- _Task brief_:
Could you set down every record exactly as it appears?

★ ★ ★

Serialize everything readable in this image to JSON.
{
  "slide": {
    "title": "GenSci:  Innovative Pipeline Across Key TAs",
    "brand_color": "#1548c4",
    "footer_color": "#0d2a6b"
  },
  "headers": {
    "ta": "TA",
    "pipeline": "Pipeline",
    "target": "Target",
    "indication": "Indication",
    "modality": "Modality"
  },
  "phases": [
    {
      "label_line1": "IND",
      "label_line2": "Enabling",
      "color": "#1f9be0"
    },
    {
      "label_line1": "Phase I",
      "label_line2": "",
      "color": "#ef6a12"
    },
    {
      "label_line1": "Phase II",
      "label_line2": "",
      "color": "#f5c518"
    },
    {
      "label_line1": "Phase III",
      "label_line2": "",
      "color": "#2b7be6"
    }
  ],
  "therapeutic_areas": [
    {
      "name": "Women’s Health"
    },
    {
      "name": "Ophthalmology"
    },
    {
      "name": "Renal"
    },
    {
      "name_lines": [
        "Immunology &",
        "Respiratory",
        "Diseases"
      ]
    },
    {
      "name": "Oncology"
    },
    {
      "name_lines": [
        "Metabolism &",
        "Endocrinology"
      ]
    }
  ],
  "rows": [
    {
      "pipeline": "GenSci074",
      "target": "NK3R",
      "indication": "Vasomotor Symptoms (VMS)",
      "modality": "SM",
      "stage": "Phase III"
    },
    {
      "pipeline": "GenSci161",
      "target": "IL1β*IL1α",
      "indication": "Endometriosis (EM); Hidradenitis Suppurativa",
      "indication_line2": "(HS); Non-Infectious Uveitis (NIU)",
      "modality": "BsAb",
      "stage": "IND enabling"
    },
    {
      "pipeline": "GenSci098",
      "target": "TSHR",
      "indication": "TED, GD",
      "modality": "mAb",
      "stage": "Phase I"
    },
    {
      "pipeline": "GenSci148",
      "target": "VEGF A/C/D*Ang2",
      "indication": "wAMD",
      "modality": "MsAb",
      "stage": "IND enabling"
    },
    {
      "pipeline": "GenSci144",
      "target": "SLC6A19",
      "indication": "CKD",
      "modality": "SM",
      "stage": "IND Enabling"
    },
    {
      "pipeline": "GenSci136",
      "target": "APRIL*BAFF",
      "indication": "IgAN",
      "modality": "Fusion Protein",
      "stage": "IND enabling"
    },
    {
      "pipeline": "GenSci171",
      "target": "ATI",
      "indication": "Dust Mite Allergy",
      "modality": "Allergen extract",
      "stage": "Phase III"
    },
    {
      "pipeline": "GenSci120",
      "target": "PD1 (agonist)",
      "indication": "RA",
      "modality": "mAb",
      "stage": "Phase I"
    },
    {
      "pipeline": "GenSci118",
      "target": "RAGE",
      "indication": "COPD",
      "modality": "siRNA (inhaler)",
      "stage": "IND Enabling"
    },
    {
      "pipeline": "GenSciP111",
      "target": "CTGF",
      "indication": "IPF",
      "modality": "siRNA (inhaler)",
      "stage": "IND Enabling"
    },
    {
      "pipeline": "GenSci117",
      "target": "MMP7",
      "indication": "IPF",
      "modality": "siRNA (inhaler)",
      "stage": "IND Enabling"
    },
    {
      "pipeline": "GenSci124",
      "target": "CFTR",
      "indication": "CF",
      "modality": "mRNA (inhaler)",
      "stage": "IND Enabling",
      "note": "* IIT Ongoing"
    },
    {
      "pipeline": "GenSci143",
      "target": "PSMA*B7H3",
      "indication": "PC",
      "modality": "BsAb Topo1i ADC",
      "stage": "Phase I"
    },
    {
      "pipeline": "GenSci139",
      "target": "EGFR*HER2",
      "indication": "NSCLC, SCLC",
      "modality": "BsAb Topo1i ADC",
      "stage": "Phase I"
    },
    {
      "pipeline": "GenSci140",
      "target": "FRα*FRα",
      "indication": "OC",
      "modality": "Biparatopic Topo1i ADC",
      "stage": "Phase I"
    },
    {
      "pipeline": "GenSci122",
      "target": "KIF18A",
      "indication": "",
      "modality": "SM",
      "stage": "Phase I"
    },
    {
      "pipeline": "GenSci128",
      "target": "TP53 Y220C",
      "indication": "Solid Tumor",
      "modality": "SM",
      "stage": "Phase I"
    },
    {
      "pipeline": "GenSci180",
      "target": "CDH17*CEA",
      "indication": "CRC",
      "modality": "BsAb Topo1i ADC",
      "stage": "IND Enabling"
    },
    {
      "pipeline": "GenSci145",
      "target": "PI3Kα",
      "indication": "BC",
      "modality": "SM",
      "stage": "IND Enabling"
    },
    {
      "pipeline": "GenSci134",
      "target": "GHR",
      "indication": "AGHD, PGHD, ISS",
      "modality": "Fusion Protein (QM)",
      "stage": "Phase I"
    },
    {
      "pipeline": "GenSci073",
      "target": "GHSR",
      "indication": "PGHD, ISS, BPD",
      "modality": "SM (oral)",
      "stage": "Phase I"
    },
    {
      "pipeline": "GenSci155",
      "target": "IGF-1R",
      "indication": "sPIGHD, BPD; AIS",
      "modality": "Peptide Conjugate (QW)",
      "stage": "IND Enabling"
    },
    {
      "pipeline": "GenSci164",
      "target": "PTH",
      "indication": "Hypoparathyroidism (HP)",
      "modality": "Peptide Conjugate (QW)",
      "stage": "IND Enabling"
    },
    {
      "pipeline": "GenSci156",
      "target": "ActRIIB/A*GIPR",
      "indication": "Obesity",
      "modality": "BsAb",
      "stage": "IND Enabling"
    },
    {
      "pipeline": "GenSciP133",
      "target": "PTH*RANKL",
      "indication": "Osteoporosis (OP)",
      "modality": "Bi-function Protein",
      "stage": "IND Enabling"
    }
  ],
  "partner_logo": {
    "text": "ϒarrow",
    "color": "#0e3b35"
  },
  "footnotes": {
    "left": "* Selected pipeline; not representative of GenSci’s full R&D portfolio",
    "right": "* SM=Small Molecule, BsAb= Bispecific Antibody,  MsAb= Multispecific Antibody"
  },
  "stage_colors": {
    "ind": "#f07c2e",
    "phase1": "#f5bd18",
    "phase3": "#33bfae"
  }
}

★ ★ ★

- _Exercise result_:
Serialize everything readable in this image to JSON.
{
  "slide": {
    "title": "GenSci:  Innovative Pipeline Across Key TAs",
    "brand_color": "#1548c4",
    "footer_color": "#0d2a6b"
  },
  "headers": {
    "ta": "TA",
    "pipeline": "Pipeline",
    "target": "Target",
    "indication": "Indication",
    "modality": "Modality"
  },
  "phases": [
    {
      "label_line1": "IND",
      "label_line2": "Enabling",
      "color": "#1f9be0"
    },
    {
      "label_line1": "Phase I",
      "label_line2": "",
      "color": "#ef6a12"
    },
    {
      "label_line1": "Phase II",
      "label_line2": "",
      "color": "#f5c518"
    },
    {
      "label_line1": "Phase III",
      "label_line2": "",
      "color": "#2b7be6"
    }
  ],
  "therapeutic_areas": [
    {
      "name": "Women’s Health"
    },
    {
      "name": "Ophthalmology"
    },
    {
      "name": "Renal"
    },
    {
      "name_lines": [
        "Immunology &",
        "Respiratory",
        "Diseases"
      ]
    },
    {
      "name": "Oncology"
    },
    {
      "name_lines": [
        "Metabolism &",
        "Endocrinology"
      ]
    }
  ],
  "rows": [
    {
      "pipeline": "GenSci074",
      "target": "NK3R",
      "indication": "Vasomotor Symptoms (VMS)",
      "modality": "SM",
      "stage": "Phase III"
    },
    {
      "pipeline": "GenSci161",
      "target": "IL1β*IL1α",
      "indication": "Endometriosis (EM); Hidradenitis Suppurativa",
      "indication_line2": "(HS); Non-Infectious Uveitis (NIU)",
      "modality": "BsAb",
      "stage": "IND enabling"
    },
    {
      "pipeline": "GenSci098",
      "target": "TSHR",
      "indication": "TED, GD",
      "modality": "mAb",
      "stage": "Phase I"
    },
    {
      "pipeline": "GenSci148",
      "target": "VEGF A/C/D*Ang2",
      "indication": "wAMD",
      "modality": "MsAb",
      "stage": "IND enabling"
    },
    {
      "pipeline": "GenSci144",
      "target": "SLC6A19",
      "indication": "CKD",
      "modality": "SM",
      "stage": "IND Enabling"
    },
    {
      "pipeline": "GenSci136",
      "target": "APRIL*BAFF",
      "indication": "IgAN",
      "modality": "Fusion Protein",
      "stage": "IND enabling"
    },
    {
      "pipeline": "GenSci171",
      "target": "ATI",
      "indication": "Dust Mite Allergy",
      "modality": "Allergen extract",
      "stage": "Phase III"
    },
    {
      "pipeline": "GenSci120",
      "target": "PD1 (agonist)",
      "indication": "RA",
      "modality": "mAb",
      "stage": "Phase I"
    },
    {
      "pipeline": "GenSci118",
      "target": "RAGE",
      "indication": "COPD",
      "modality": "siRNA (inhaler)",
      "stage": "IND Enabling"
    },
    {
      "pipeline": "GenSciP111",
      "target": "CTGF",
      "indication": "IPF",
      "modality": "siRNA (inhaler)",
      "stage": "IND Enabling"
    },
    {
      "pipeline": "GenSci117",
      "target": "MMP7",
      "indication": "IPF",
      "modality": "siRNA (inhaler)",
      "stage": "IND Enabling"
    },
    {
      "pipeline": "GenSci124",
      "target": "CFTR",
      "indication": "CF",
      "modality": "mRNA (inhaler)",
      "stage": "IND Enabling",
      "note": "* IIT Ongoing"
    },
    {
      "pipeline": "GenSci143",
      "target": "PSMA*B7H3",
      "indication": "PC",
      "modality": "BsAb Topo1i ADC",
      "stage": "Phase I"
    },
    {
      "pipeline": "GenSci139",
      "target": "EGFR*HER2",
      "indication": "NSCLC, SCLC",
      "modality": "BsAb Topo1i ADC",
      "stage": "Phase I"
    },
    {
      "pipeline": "GenSci140",
      "target": "FRα*FRα",
      "indication": "OC",
      "modality": "Biparatopic Topo1i ADC",
      "stage": "Phase I"
    },
    {
      "pipeline": "GenSci122",
      "target": "KIF18A",
      "indication": "",
      "modality": "SM",
      "stage": "Phase I"
    },
    {
      "pipeline": "GenSci128",
      "target": "TP53 Y220C",
      "indication": "Solid Tumor",
      "modality": "SM",
      "stage": "Phase I"
    },
    {
      "pipeline": "GenSci180",
      "target": "CDH17*CEA",
      "indication": "CRC",
      "modality": "BsAb Topo1i ADC",
      "stage": "IND Enabling"
    },
    {
      "pipeline": "GenSci145",
      "target": "PI3Kα",
      "indication": "BC",
      "modality": "SM",
      "stage": "IND Enabling"
    },
    {
      "pipeline": "GenSci134",
      "target": "GHR",
      "indication": "AGHD, PGHD, ISS",
      "modality": "Fusion Protein (QM)",
      "stage": "Phase I"
    },
    {
      "pipeline": "GenSci073",
      "target": "GHSR",
      "indication": "PGHD, ISS, BPD",
      "modality": "SM (oral)",
      "stage": "Phase I"
    },
    {
      "pipeline": "GenSci155",
      "target": "IGF-1R",
      "indication": "sPIGHD, BPD; AIS",
      "modality": "Peptide Conjugate (QW)",
      "stage": "IND Enabling"
    },
    {
      "pipeline": "GenSci164",
      "target": "PTH",
      "indication": "Hypoparathyroidism (HP)",
      "modality": "Peptide Conjugate (QW)",
      "stage": "IND Enabling"
    },
    {
      "pipeline": "GenSci156",
      "target": "ActRIIB/A*GIPR",
      "indication": "Obesity",
      "modality": "BsAb",
      "stage": "IND Enabling"
    },
    {
      "pipeline": "GenSciP133",
      "target": "PTH*RANKL",
      "indication": "Osteoporosis (OP)",
      "modality": "Bi-function Protein",
      "stage": "IND Enabling"
    }
  ],
  "partner_logo": {
    "text": "ϒarrow",
    "color": "#0e3b35"
  },
  "footnotes": {
    "left": "* Selected pipeline; not representative of GenSci’s full R&D portfolio",
    "right": "* SM=Small Molecule, BsAb= Bispecific Antibody,  MsAb= Multispecific Antibody"
  },
  "stage_colors": {
    "ind": "#f07c2e",
    "phase1": "#f5bd18",
    "phase3": "#33bfae"
  }
}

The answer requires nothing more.